DATA FOR PROCESSING:
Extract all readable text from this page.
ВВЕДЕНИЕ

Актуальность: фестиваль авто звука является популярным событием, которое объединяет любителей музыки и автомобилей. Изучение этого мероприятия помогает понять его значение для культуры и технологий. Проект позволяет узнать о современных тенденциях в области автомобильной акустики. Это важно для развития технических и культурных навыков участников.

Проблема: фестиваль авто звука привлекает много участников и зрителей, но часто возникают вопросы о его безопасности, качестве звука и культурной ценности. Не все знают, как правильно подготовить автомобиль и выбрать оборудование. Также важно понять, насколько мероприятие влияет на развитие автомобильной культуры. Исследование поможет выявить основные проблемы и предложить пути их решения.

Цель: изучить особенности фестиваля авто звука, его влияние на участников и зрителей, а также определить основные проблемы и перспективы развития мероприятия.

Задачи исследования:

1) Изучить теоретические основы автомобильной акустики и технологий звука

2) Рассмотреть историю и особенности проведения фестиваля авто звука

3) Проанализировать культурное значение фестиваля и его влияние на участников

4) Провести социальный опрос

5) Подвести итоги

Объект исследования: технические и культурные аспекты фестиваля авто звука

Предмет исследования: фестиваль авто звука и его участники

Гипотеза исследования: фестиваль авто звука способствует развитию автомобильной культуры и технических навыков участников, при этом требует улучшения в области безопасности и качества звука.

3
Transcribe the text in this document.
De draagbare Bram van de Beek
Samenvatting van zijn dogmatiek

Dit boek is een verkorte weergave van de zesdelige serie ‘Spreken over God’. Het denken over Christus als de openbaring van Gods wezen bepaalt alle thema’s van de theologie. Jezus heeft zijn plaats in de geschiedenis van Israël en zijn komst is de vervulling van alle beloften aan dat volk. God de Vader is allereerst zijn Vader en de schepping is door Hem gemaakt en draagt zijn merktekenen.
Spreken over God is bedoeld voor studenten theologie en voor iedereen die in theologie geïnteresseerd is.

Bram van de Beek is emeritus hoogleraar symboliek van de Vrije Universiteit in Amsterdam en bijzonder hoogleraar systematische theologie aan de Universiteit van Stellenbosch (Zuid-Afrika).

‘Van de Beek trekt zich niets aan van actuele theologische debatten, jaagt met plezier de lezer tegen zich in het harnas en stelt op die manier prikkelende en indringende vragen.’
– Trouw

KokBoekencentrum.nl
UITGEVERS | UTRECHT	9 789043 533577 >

TO DO:
Copy, from the material, each line that holds the string "Bram".

THE RESULT:
De draagbare Bram van de Beek
Bram van de Beek is emeritus hoogleraar symboliek van de Vrije Universiteit in Amsterdam en bijzonder hoogleraar systematische theologie aan de Universiteit van Stellenbosch (Zuid-Afrika).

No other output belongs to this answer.